PROBLEM DETAILS: How many lines in this material include the string "unserer"? Answer with the number and nothing further.

Data entries:
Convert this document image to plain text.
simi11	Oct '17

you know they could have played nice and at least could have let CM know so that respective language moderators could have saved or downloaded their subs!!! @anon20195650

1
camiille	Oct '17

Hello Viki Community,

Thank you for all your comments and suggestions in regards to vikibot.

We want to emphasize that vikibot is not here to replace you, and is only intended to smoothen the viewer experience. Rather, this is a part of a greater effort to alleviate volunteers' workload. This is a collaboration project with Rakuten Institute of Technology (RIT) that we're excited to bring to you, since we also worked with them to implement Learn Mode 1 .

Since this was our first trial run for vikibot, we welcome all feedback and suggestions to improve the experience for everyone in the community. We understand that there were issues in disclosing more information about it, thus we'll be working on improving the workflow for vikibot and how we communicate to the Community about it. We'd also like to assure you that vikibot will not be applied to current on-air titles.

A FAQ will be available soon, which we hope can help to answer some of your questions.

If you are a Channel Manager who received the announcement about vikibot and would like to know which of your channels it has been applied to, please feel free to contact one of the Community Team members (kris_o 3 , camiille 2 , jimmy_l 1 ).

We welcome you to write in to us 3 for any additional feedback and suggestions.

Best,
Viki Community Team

* * *

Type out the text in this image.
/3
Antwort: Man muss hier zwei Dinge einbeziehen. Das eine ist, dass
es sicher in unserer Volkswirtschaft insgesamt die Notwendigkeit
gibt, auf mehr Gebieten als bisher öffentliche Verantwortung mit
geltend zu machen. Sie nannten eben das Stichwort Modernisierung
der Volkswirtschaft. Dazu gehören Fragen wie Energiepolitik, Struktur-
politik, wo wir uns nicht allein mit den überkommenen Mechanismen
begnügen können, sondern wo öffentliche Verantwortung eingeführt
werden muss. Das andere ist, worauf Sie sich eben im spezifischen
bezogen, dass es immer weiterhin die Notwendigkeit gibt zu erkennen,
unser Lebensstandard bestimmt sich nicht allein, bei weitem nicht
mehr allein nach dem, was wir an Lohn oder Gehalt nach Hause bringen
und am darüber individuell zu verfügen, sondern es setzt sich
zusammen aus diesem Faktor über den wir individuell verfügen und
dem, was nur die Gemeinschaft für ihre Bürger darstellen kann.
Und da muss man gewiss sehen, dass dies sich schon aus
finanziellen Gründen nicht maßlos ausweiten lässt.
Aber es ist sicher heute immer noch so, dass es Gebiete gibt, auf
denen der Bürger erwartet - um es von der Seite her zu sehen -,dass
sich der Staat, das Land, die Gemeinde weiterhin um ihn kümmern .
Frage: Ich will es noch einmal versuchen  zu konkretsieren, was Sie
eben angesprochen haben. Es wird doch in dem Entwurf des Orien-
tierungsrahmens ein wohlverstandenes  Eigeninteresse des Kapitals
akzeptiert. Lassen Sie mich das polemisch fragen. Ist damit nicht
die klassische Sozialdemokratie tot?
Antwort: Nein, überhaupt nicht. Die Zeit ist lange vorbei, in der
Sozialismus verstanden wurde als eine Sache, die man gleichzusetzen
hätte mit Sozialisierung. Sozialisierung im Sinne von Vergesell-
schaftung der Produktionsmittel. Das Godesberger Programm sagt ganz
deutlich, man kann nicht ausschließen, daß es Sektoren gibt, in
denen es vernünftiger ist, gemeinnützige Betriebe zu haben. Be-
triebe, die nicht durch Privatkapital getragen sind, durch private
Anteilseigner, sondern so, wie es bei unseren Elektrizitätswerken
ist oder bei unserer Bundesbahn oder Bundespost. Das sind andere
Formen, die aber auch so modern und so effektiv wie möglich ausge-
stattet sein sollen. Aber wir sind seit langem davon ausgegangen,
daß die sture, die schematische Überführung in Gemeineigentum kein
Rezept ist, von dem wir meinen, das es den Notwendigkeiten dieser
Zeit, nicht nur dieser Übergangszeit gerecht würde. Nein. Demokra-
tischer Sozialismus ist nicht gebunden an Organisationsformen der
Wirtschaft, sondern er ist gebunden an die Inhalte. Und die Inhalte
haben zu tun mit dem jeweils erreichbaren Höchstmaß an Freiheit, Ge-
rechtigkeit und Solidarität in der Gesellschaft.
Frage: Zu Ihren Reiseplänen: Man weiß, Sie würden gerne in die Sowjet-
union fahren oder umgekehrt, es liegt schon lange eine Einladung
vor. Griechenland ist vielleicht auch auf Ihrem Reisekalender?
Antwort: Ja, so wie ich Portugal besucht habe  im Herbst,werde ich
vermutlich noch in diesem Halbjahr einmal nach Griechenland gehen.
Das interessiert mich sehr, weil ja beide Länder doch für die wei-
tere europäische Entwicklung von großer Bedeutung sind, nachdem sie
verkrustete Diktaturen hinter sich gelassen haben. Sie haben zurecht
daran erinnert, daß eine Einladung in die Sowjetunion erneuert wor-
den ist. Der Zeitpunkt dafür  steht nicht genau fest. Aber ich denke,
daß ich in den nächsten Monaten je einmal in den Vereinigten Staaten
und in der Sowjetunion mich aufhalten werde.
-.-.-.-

---

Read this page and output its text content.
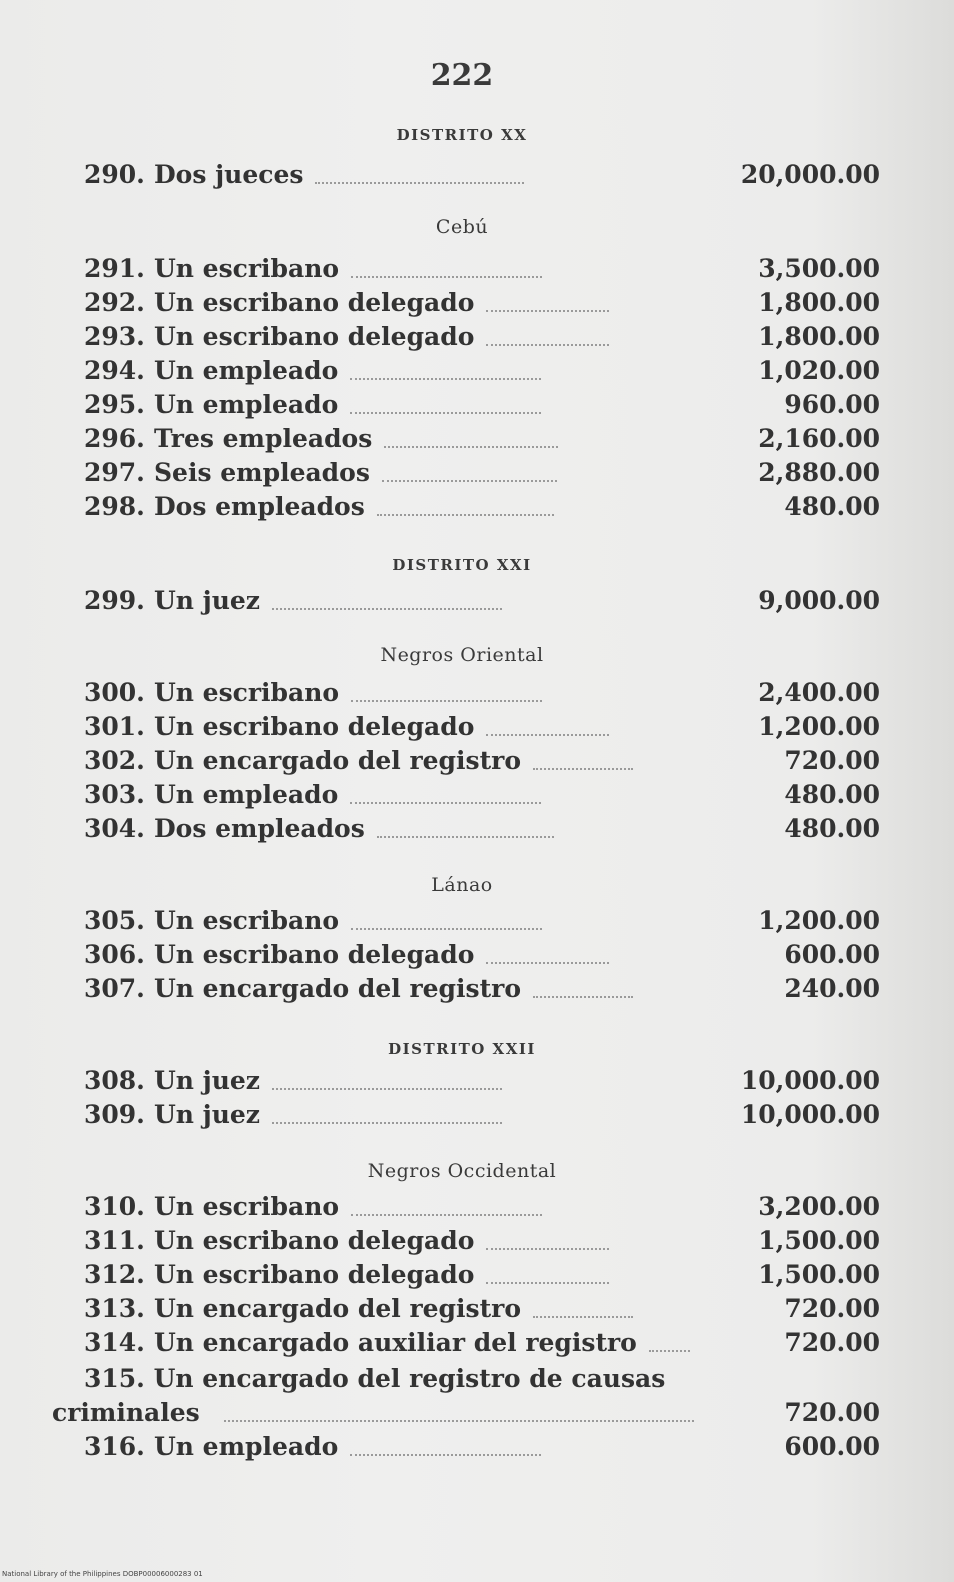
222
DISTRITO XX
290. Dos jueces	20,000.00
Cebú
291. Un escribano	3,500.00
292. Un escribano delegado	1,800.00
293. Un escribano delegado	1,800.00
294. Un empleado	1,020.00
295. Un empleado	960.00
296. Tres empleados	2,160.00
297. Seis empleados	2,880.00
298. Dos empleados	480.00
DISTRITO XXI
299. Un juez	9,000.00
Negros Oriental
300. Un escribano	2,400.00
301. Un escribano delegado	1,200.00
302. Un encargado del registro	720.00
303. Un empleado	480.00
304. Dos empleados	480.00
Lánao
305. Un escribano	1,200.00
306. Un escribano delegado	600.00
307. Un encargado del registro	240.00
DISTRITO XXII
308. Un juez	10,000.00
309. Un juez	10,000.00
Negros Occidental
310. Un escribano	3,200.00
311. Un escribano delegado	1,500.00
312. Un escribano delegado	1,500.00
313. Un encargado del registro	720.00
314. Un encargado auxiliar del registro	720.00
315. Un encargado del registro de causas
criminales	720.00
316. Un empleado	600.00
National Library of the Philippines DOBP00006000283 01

TASK RESPONSE: 2